> THE REQUEST
Copy, in full, each line of the material that holds the word "herramientas".
══════════
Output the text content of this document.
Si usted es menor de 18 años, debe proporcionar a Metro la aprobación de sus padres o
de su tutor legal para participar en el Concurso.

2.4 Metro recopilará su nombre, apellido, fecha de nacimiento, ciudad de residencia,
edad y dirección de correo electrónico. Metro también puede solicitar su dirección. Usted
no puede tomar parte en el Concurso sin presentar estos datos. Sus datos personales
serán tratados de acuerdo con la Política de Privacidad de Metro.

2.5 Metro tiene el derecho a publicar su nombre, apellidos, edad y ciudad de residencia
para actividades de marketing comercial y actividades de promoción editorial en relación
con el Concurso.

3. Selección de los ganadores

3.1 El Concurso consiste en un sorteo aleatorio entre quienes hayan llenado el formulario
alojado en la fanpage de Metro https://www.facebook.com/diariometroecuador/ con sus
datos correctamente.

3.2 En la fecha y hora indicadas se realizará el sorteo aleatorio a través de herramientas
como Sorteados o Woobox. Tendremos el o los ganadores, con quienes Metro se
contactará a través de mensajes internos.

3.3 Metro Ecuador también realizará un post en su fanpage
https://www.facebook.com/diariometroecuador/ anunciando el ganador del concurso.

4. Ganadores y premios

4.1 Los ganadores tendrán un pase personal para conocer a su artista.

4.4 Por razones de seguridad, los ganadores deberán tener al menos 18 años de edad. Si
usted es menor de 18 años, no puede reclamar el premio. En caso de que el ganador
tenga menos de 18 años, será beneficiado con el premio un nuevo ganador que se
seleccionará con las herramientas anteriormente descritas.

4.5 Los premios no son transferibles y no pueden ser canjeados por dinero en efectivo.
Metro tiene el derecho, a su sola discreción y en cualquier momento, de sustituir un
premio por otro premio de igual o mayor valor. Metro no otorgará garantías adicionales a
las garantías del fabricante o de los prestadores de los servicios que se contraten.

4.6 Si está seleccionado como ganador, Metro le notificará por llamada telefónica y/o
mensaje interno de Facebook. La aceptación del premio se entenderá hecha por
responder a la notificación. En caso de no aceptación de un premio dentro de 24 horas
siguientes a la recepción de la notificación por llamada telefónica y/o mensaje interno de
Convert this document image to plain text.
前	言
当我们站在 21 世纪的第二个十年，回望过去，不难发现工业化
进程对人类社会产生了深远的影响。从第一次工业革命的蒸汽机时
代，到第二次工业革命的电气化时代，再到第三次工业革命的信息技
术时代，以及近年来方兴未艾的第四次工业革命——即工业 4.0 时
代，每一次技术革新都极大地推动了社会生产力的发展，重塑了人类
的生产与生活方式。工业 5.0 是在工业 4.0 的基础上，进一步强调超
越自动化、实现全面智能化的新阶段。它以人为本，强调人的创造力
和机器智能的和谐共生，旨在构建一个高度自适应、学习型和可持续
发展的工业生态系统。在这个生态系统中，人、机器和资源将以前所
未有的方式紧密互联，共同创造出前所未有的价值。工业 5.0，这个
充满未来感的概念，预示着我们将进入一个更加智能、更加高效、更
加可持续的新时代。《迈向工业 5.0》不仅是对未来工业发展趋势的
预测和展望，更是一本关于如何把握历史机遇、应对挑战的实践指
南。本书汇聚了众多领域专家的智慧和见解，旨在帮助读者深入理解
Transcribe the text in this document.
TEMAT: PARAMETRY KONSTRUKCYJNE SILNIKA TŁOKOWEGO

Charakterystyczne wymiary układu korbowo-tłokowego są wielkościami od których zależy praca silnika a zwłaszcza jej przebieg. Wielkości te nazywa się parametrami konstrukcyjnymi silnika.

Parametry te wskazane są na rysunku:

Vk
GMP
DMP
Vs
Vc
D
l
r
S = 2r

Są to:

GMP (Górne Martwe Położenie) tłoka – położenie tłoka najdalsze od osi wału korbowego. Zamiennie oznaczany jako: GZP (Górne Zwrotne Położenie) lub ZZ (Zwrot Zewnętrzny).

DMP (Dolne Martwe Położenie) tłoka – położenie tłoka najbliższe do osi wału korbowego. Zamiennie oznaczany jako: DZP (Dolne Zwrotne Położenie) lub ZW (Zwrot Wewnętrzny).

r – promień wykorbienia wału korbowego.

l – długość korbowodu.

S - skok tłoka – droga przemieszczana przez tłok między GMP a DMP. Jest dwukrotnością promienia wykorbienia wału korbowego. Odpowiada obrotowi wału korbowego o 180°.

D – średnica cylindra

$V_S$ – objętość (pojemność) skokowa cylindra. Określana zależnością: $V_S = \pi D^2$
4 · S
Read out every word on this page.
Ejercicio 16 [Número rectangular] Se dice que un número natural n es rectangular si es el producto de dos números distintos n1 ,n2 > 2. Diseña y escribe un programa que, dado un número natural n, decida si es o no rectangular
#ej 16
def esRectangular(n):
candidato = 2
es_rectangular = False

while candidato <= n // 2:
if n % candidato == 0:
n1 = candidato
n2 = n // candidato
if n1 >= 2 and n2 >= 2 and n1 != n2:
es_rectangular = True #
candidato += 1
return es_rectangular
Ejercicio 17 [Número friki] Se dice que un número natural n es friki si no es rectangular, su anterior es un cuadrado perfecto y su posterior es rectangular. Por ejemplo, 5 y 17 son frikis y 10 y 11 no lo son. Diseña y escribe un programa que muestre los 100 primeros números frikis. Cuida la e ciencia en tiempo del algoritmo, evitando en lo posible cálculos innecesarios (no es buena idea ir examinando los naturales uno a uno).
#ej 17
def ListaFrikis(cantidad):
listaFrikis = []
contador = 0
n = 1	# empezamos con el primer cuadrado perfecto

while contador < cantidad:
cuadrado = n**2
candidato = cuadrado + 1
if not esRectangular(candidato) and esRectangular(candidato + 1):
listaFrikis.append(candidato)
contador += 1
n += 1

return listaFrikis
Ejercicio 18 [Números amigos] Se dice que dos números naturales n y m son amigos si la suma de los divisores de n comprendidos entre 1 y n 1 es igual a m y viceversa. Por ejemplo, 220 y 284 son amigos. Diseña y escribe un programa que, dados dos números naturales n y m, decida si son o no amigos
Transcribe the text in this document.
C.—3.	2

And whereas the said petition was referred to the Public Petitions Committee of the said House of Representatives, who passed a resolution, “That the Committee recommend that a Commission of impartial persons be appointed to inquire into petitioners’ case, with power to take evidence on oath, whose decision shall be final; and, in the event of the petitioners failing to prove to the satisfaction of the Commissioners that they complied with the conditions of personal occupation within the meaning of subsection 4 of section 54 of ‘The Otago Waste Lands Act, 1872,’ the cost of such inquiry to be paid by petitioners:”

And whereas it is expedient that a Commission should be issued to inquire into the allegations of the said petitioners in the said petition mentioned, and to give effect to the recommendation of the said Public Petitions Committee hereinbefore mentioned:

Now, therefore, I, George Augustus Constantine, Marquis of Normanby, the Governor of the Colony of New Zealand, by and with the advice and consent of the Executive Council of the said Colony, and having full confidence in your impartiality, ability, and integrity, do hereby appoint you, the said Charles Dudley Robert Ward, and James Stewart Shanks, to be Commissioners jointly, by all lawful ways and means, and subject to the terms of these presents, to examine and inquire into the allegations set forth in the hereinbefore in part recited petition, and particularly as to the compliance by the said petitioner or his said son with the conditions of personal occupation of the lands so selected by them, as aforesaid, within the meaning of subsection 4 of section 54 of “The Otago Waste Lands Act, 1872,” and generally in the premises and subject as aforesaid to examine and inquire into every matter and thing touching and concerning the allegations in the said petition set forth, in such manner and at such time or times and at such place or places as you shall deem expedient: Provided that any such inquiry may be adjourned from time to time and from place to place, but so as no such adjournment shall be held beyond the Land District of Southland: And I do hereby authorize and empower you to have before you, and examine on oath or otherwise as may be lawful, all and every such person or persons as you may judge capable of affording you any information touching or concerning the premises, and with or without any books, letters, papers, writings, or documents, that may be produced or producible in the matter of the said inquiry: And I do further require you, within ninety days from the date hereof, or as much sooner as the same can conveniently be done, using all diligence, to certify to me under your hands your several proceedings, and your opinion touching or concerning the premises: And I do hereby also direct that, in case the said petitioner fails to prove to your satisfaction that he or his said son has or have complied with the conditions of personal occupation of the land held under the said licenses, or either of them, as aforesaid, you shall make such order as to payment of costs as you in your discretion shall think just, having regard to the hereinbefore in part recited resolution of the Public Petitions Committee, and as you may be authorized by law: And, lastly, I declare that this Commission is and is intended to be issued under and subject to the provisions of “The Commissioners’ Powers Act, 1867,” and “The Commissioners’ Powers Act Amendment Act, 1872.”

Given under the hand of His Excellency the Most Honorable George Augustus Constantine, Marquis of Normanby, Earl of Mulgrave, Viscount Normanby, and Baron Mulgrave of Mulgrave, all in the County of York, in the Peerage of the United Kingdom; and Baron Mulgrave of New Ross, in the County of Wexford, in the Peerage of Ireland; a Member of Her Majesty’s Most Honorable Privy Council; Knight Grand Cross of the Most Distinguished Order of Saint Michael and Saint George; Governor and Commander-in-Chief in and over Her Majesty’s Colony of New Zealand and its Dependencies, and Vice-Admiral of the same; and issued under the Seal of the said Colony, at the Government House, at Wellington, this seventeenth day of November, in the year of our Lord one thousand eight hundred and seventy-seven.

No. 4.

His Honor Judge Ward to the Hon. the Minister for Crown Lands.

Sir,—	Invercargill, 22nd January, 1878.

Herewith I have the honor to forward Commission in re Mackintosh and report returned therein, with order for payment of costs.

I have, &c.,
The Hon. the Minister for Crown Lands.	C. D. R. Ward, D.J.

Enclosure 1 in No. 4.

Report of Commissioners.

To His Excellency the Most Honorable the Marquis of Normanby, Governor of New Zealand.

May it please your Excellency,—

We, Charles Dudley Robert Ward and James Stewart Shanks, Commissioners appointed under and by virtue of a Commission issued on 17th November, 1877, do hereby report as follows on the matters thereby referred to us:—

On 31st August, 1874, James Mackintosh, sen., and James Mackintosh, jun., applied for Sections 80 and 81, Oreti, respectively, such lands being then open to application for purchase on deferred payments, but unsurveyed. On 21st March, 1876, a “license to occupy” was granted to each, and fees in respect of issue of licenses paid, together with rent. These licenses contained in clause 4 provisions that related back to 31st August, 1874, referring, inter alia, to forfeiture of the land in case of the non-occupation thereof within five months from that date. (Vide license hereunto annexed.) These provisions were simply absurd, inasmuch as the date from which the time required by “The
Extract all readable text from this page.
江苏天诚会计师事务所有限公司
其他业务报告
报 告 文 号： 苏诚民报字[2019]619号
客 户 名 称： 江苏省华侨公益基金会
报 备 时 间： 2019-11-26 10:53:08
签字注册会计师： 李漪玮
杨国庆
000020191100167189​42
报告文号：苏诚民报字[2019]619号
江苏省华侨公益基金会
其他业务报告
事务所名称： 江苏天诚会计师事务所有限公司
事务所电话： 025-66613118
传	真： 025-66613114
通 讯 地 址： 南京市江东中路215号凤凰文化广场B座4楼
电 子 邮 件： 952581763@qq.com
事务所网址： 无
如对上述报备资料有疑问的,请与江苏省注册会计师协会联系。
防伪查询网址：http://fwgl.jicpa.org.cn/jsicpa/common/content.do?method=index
══════════
> FINAL ANSWER
3.2 En la fecha y hora indicadas se realizará el sorteo aleatorio a través de herramientas
seleccionará con las herramientas anteriormente descritas.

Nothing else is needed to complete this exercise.